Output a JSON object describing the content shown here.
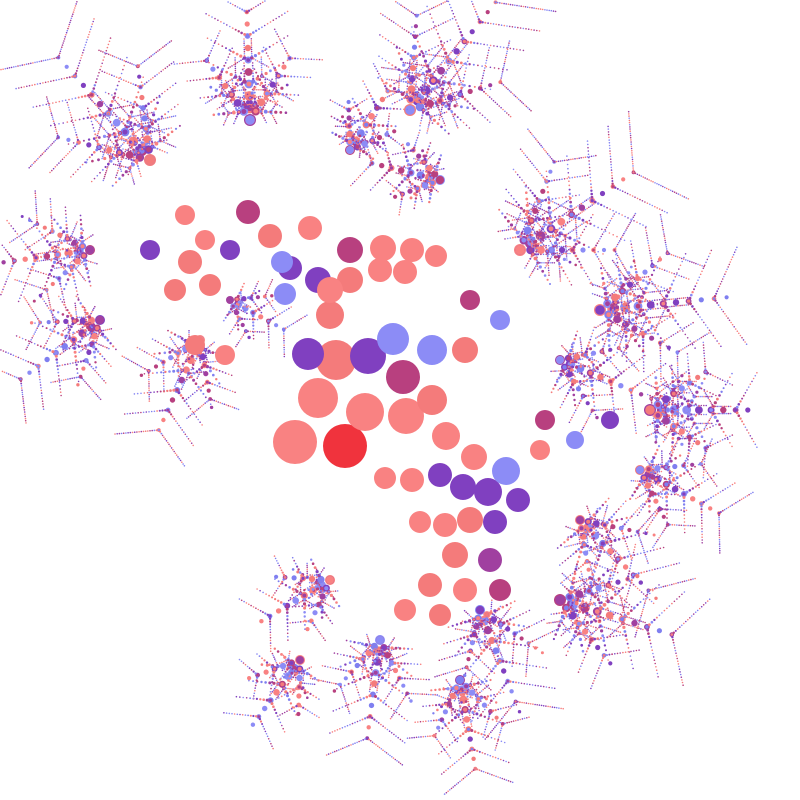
{
  "artwork": {
    "subject": "circle-packing-fractal",
    "background": "#ffffff",
    "palette": {
      "salmon": "#f47b7b",
      "coral": "#f98282",
      "periwinkle": "#7f7ff0",
      "light_blue": "#8c8cf6",
      "violet": "#8040c0",
      "plum": "#a040a0",
      "magenta": "#b8407f",
      "red": "#f0333d"
    }
  }
}
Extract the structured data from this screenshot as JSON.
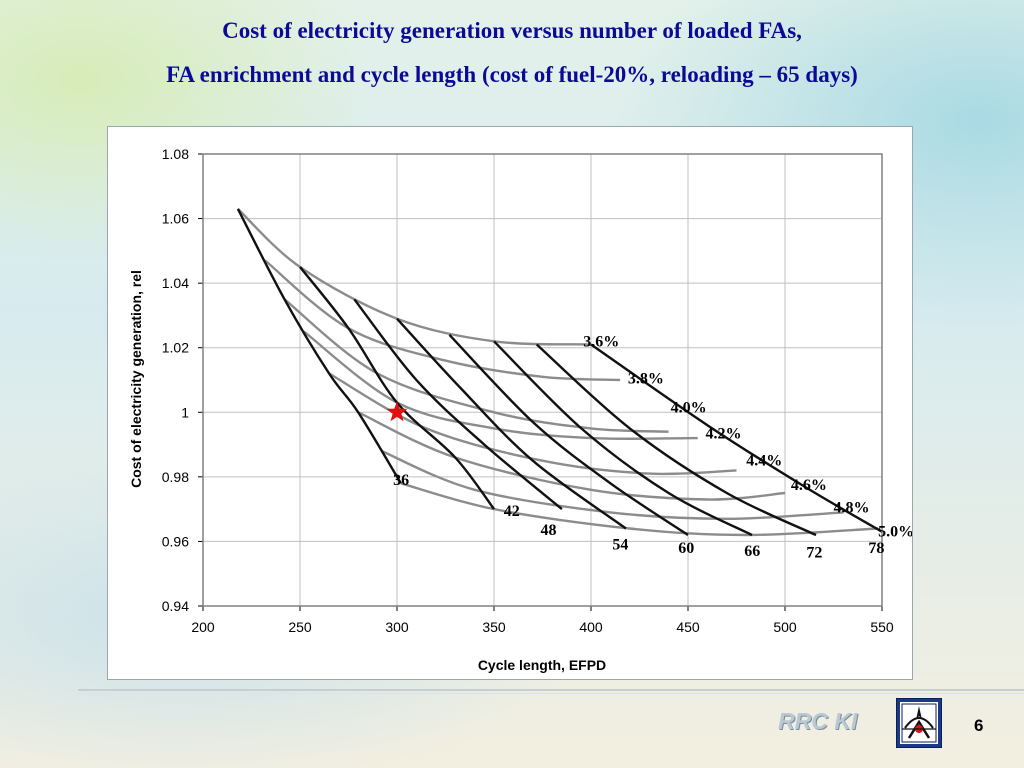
{
  "slide": {
    "title_line1": "Cost of electricity generation versus number of loaded FAs,",
    "title_line2": "FA enrichment and cycle length (cost of fuel-20%, reloading – 65 days)",
    "footer_org": "RRC KI",
    "page_number": "6",
    "title_color": "#0a0a96"
  },
  "chart_data": {
    "type": "line",
    "xlabel": "Cycle length, EFPD",
    "ylabel": "Cost of electricity generation, rel",
    "xlim": [
      200,
      550
    ],
    "ylim": [
      0.94,
      1.08
    ],
    "x_ticks": [
      "200",
      "250",
      "300",
      "350",
      "400",
      "450",
      "500",
      "550"
    ],
    "y_ticks": [
      "0.94",
      "0.96",
      "0.98",
      "1",
      "1.02",
      "1.04",
      "1.06",
      "1.08"
    ],
    "grid": true,
    "marker": {
      "x": 300,
      "y": 1.0,
      "symbol": "star",
      "color": "#e01010"
    },
    "enrichment_series": [
      {
        "name": "3.6%",
        "color": "#8c8c8c",
        "points": [
          [
            218,
            1.063
          ],
          [
            250,
            1.045
          ],
          [
            300,
            1.029
          ],
          [
            350,
            1.022
          ],
          [
            400,
            1.021
          ]
        ]
      },
      {
        "name": "3.8%",
        "color": "#8c8c8c",
        "points": [
          [
            232,
            1.047
          ],
          [
            275,
            1.026
          ],
          [
            325,
            1.016
          ],
          [
            375,
            1.011
          ],
          [
            415,
            1.01
          ]
        ]
      },
      {
        "name": "4.0%",
        "color": "#8c8c8c",
        "points": [
          [
            242,
            1.035
          ],
          [
            290,
            1.012
          ],
          [
            350,
            1.0
          ],
          [
            400,
            0.995
          ],
          [
            440,
            0.994
          ]
        ]
      },
      {
        "name": "4.2%",
        "color": "#8c8c8c",
        "points": [
          [
            252,
            1.025
          ],
          [
            300,
            1.003
          ],
          [
            350,
            0.995
          ],
          [
            400,
            0.992
          ],
          [
            455,
            0.992
          ]
        ]
      },
      {
        "name": "4.4%",
        "color": "#8c8c8c",
        "points": [
          [
            265,
            1.012
          ],
          [
            315,
            0.995
          ],
          [
            375,
            0.985
          ],
          [
            430,
            0.981
          ],
          [
            475,
            0.982
          ]
        ]
      },
      {
        "name": "4.6%",
        "color": "#8c8c8c",
        "points": [
          [
            280,
            1.0
          ],
          [
            330,
            0.986
          ],
          [
            400,
            0.976
          ],
          [
            460,
            0.973
          ],
          [
            500,
            0.975
          ]
        ]
      },
      {
        "name": "4.8%",
        "color": "#8c8c8c",
        "points": [
          [
            292,
            0.988
          ],
          [
            340,
            0.976
          ],
          [
            410,
            0.969
          ],
          [
            470,
            0.967
          ],
          [
            530,
            0.969
          ]
        ]
      },
      {
        "name": "5.0%",
        "color": "#8c8c8c",
        "points": [
          [
            302,
            0.978
          ],
          [
            350,
            0.97
          ],
          [
            420,
            0.964
          ],
          [
            480,
            0.962
          ],
          [
            548,
            0.964
          ]
        ]
      }
    ],
    "fa_series": [
      {
        "name": "36",
        "color": "#111111",
        "points": [
          [
            218,
            1.063
          ],
          [
            242,
            1.035
          ],
          [
            265,
            1.012
          ],
          [
            280,
            1.0
          ],
          [
            302,
            0.978
          ]
        ]
      },
      {
        "name": "42",
        "color": "#111111",
        "points": [
          [
            250,
            1.045
          ],
          [
            275,
            1.026
          ],
          [
            300,
            1.003
          ],
          [
            330,
            0.986
          ],
          [
            350,
            0.97
          ]
        ]
      },
      {
        "name": "48",
        "color": "#111111",
        "points": [
          [
            278,
            1.035
          ],
          [
            310,
            1.01
          ],
          [
            345,
            0.99
          ],
          [
            385,
            0.97
          ]
        ]
      },
      {
        "name": "54",
        "color": "#111111",
        "points": [
          [
            300,
            1.029
          ],
          [
            332,
            1.008
          ],
          [
            370,
            0.985
          ],
          [
            418,
            0.964
          ]
        ]
      },
      {
        "name": "60",
        "color": "#111111",
        "points": [
          [
            327,
            1.024
          ],
          [
            370,
            0.997
          ],
          [
            410,
            0.978
          ],
          [
            450,
            0.962
          ]
        ]
      },
      {
        "name": "66",
        "color": "#111111",
        "points": [
          [
            350,
            1.022
          ],
          [
            395,
            0.995
          ],
          [
            440,
            0.975
          ],
          [
            483,
            0.962
          ]
        ]
      },
      {
        "name": "72",
        "color": "#111111",
        "points": [
          [
            372,
            1.021
          ],
          [
            420,
            0.995
          ],
          [
            470,
            0.975
          ],
          [
            516,
            0.962
          ]
        ]
      },
      {
        "name": "78",
        "color": "#111111",
        "points": [
          [
            400,
            1.021
          ],
          [
            460,
            0.996
          ],
          [
            510,
            0.977
          ],
          [
            550,
            0.963
          ]
        ]
      }
    ],
    "enrichment_labels": [
      {
        "text": "3.6%",
        "x": 395,
        "y": 1.022
      },
      {
        "text": "3.8%",
        "x": 418,
        "y": 1.0105
      },
      {
        "text": "4.0%",
        "x": 440,
        "y": 1.0015
      },
      {
        "text": "4.2%",
        "x": 458,
        "y": 0.9935
      },
      {
        "text": "4.4%",
        "x": 479,
        "y": 0.985
      },
      {
        "text": "4.6%",
        "x": 502,
        "y": 0.9775
      },
      {
        "text": "4.8%",
        "x": 524,
        "y": 0.9705
      },
      {
        "text": "5.0%",
        "x": 547,
        "y": 0.963
      }
    ],
    "fa_labels": [
      {
        "text": "36",
        "x": 298,
        "y": 0.979
      },
      {
        "text": "42",
        "x": 355,
        "y": 0.9695
      },
      {
        "text": "48",
        "x": 374,
        "y": 0.9635
      },
      {
        "text": "54",
        "x": 411,
        "y": 0.959
      },
      {
        "text": "60",
        "x": 445,
        "y": 0.958
      },
      {
        "text": "66",
        "x": 479,
        "y": 0.957
      },
      {
        "text": "72",
        "x": 511,
        "y": 0.9565
      },
      {
        "text": "78",
        "x": 543,
        "y": 0.958
      }
    ]
  }
}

### The exercise
Reproduce the material above in full, exactly, with no images.

### Exercise output
Output a JSON object describing the content shown here.
{
  "artwork": {
    "subject": "circle-packing-fractal",
    "background": "#ffffff",
    "palette": {
      "salmon": "#f47b7b",
      "coral": "#f98282",
      "periwinkle": "#7f7ff0",
      "light_blue": "#8c8cf6",
      "violet": "#8040c0",
      "plum": "#a040a0",
      "magenta": "#b8407f",
      "red": "#f0333d"
    }
  }
}
Extract the structured data from this screenshot as JSON.
{
  "slide": {
    "title_line1": "Cost of electricity generation versus number of loaded FAs,",
    "title_line2": "FA enrichment and cycle length (cost of fuel-20%, reloading – 65 days)",
    "footer_org": "RRC KI",
    "page_number": "6",
    "title_color": "#0a0a96"
  },
  "chart_data": {
    "type": "line",
    "xlabel": "Cycle length, EFPD",
    "ylabel": "Cost of electricity generation, rel",
    "xlim": [
      200,
      550
    ],
    "ylim": [
      0.94,
      1.08
    ],
    "x_ticks": [
      "200",
      "250",
      "300",
      "350",
      "400",
      "450",
      "500",
      "550"
    ],
    "y_ticks": [
      "0.94",
      "0.96",
      "0.98",
      "1",
      "1.02",
      "1.04",
      "1.06",
      "1.08"
    ],
    "grid": true,
    "marker": {
      "x": 300,
      "y": 1.0,
      "symbol": "star",
      "color": "#e01010"
    },
    "enrichment_series": [
      {
        "name": "3.6%",
        "color": "#8c8c8c",
        "points": [
          [
            218,
            1.063
          ],
          [
            250,
            1.045
          ],
          [
            300,
            1.029
          ],
          [
            350,
            1.022
          ],
          [
            400,
            1.021
          ]
        ]
      },
      {
        "name": "3.8%",
        "color": "#8c8c8c",
        "points": [
          [
            232,
            1.047
          ],
          [
            275,
            1.026
          ],
          [
            325,
            1.016
          ],
          [
            375,
            1.011
          ],
          [
            415,
            1.01
          ]
        ]
      },
      {
        "name": "4.0%",
        "color": "#8c8c8c",
        "points": [
          [
            242,
            1.035
          ],
          [
            290,
            1.012
          ],
          [
            350,
            1.0
          ],
          [
            400,
            0.995
          ],
          [
            440,
            0.994
          ]
        ]
      },
      {
        "name": "4.2%",
        "color": "#8c8c8c",
        "points": [
          [
            252,
            1.025
          ],
          [
            300,
            1.003
          ],
          [
            350,
            0.995
          ],
          [
            400,
            0.992
          ],
          [
            455,
            0.992
          ]
        ]
      },
      {
        "name": "4.4%",
        "color": "#8c8c8c",
        "points": [
          [
            265,
            1.012
          ],
          [
            315,
            0.995
          ],
          [
            375,
            0.985
          ],
          [
            430,
            0.981
          ],
          [
            475,
            0.982
          ]
        ]
      },
      {
        "name": "4.6%",
        "color": "#8c8c8c",
        "points": [
          [
            280,
            1.0
          ],
          [
            330,
            0.986
          ],
          [
            400,
            0.976
          ],
          [
            460,
            0.973
          ],
          [
            500,
            0.975
          ]
        ]
      },
      {
        "name": "4.8%",
        "color": "#8c8c8c",
        "points": [
          [
            292,
            0.988
          ],
          [
            340,
            0.976
          ],
          [
            410,
            0.969
          ],
          [
            470,
            0.967
          ],
          [
            530,
            0.969
          ]
        ]
      },
      {
        "name": "5.0%",
        "color": "#8c8c8c",
        "points": [
          [
            302,
            0.978
          ],
          [
            350,
            0.97
          ],
          [
            420,
            0.964
          ],
          [
            480,
            0.962
          ],
          [
            548,
            0.964
          ]
        ]
      }
    ],
    "fa_series": [
      {
        "name": "36",
        "color": "#111111",
        "points": [
          [
            218,
            1.063
          ],
          [
            242,
            1.035
          ],
          [
            265,
            1.012
          ],
          [
            280,
            1.0
          ],
          [
            302,
            0.978
          ]
        ]
      },
      {
        "name": "42",
        "color": "#111111",
        "points": [
          [
            250,
            1.045
          ],
          [
            275,
            1.026
          ],
          [
            300,
            1.003
          ],
          [
            330,
            0.986
          ],
          [
            350,
            0.97
          ]
        ]
      },
      {
        "name": "48",
        "color": "#111111",
        "points": [
          [
            278,
            1.035
          ],
          [
            310,
            1.01
          ],
          [
            345,
            0.99
          ],
          [
            385,
            0.97
          ]
        ]
      },
      {
        "name": "54",
        "color": "#111111",
        "points": [
          [
            300,
            1.029
          ],
          [
            332,
            1.008
          ],
          [
            370,
            0.985
          ],
          [
            418,
            0.964
          ]
        ]
      },
      {
        "name": "60",
        "color": "#111111",
        "points": [
          [
            327,
            1.024
          ],
          [
            370,
            0.997
          ],
          [
            410,
            0.978
          ],
          [
            450,
            0.962
          ]
        ]
      },
      {
        "name": "66",
        "color": "#111111",
        "points": [
          [
            350,
            1.022
          ],
          [
            395,
            0.995
          ],
          [
            440,
            0.975
          ],
          [
            483,
            0.962
          ]
        ]
      },
      {
        "name": "72",
        "color": "#111111",
        "points": [
          [
            372,
            1.021
          ],
          [
            420,
            0.995
          ],
          [
            470,
            0.975
          ],
          [
            516,
            0.962
          ]
        ]
      },
      {
        "name": "78",
        "color": "#111111",
        "points": [
          [
            400,
            1.021
          ],
          [
            460,
            0.996
          ],
          [
            510,
            0.977
          ],
          [
            550,
            0.963
          ]
        ]
      }
    ],
    "enrichment_labels": [
      {
        "text": "3.6%",
        "x": 395,
        "y": 1.022
      },
      {
        "text": "3.8%",
        "x": 418,
        "y": 1.0105
      },
      {
        "text": "4.0%",
        "x": 440,
        "y": 1.0015
      },
      {
        "text": "4.2%",
        "x": 458,
        "y": 0.9935
      },
      {
        "text": "4.4%",
        "x": 479,
        "y": 0.985
      },
      {
        "text": "4.6%",
        "x": 502,
        "y": 0.9775
      },
      {
        "text": "4.8%",
        "x": 524,
        "y": 0.9705
      },
      {
        "text": "5.0%",
        "x": 547,
        "y": 0.963
      }
    ],
    "fa_labels": [
      {
        "text": "36",
        "x": 298,
        "y": 0.979
      },
      {
        "text": "42",
        "x": 355,
        "y": 0.9695
      },
      {
        "text": "48",
        "x": 374,
        "y": 0.9635
      },
      {
        "text": "54",
        "x": 411,
        "y": 0.959
      },
      {
        "text": "60",
        "x": 445,
        "y": 0.958
      },
      {
        "text": "66",
        "x": 479,
        "y": 0.957
      },
      {
        "text": "72",
        "x": 511,
        "y": 0.9565
      },
      {
        "text": "78",
        "x": 543,
        "y": 0.958
      }
    ]
  }
}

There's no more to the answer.